### MATERIAL PROVIDED:
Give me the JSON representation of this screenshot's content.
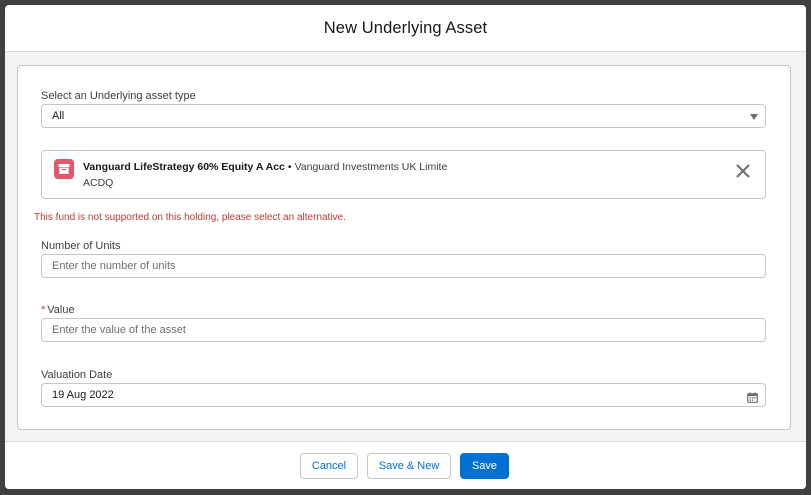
{
  "modal": {
    "title": "New Underlying Asset"
  },
  "form": {
    "asset_type": {
      "label": "Select an Underlying asset type",
      "value": "All"
    },
    "selected_fund": {
      "name": "Vanguard LifeStrategy 60% Equity A Acc",
      "separator": "•",
      "provider": "Vanguard Investments UK Limite",
      "code": "ACDQ",
      "icon": "archive-icon",
      "icon_color": "#e3566b"
    },
    "error": "This fund is not supported on this holding, please select an alternative.",
    "units": {
      "label": "Number of Units",
      "placeholder": "Enter the number of units"
    },
    "value": {
      "required_marker": "*",
      "label": "Value",
      "placeholder": "Enter the value of the asset"
    },
    "valuation_date": {
      "label": "Valuation Date",
      "value": "19 Aug 2022"
    }
  },
  "footer": {
    "cancel_label": "Cancel",
    "save_new_label": "Save & New",
    "save_label": "Save"
  },
  "colors": {
    "brand": "#0070d2",
    "error": "#c23934"
  }
}
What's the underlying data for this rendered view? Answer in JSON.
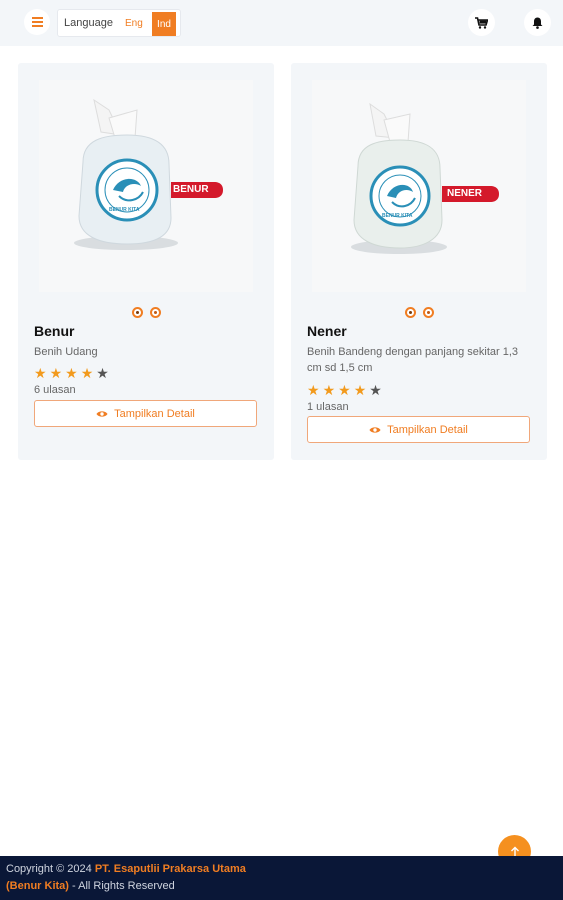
{
  "header": {
    "language_label": "Language",
    "lang_options": [
      "Eng",
      "Ind"
    ],
    "selected_lang": "Ind",
    "accent_color": "#f07d22"
  },
  "products": [
    {
      "name": "Benur",
      "description": "Benih Udang",
      "tag_text": "BENUR",
      "bag_text": "BENUR KITA",
      "rating": 4,
      "max_rating": 5,
      "reviews": "6 ulasan",
      "button_label": "Tampilkan Detail"
    },
    {
      "name": "Nener",
      "description": "Benih Bandeng dengan panjang sekitar 1,3 cm sd 1,5 cm",
      "tag_text": "NENER",
      "bag_text": "BENUR KITA",
      "rating": 4,
      "max_rating": 5,
      "reviews": "1 ulasan",
      "button_label": "Tampilkan Detail"
    }
  ],
  "footer": {
    "prefix": "Copyright © 2024 ",
    "company": "PT. Esaputlii Prakarsa Utama",
    "brand": "(Benur Kita)",
    "suffix": " - All Rights Reserved"
  },
  "icons": {
    "menu": "hamburger-icon",
    "cart": "cart-icon",
    "bell": "bell-icon",
    "view": "eye-icon",
    "scroll_top": "arrow-up-icon"
  }
}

### STATED EXERCISE:
Gather all lines from the records above in which "this" appears.

### FINAL RESULT:
Give me the JSON representation of this screenshot's content.
    "error": "This fund is not supported on this holding, please select an alternative.",
What's the underlying data for this rendered view? Answer in JSON.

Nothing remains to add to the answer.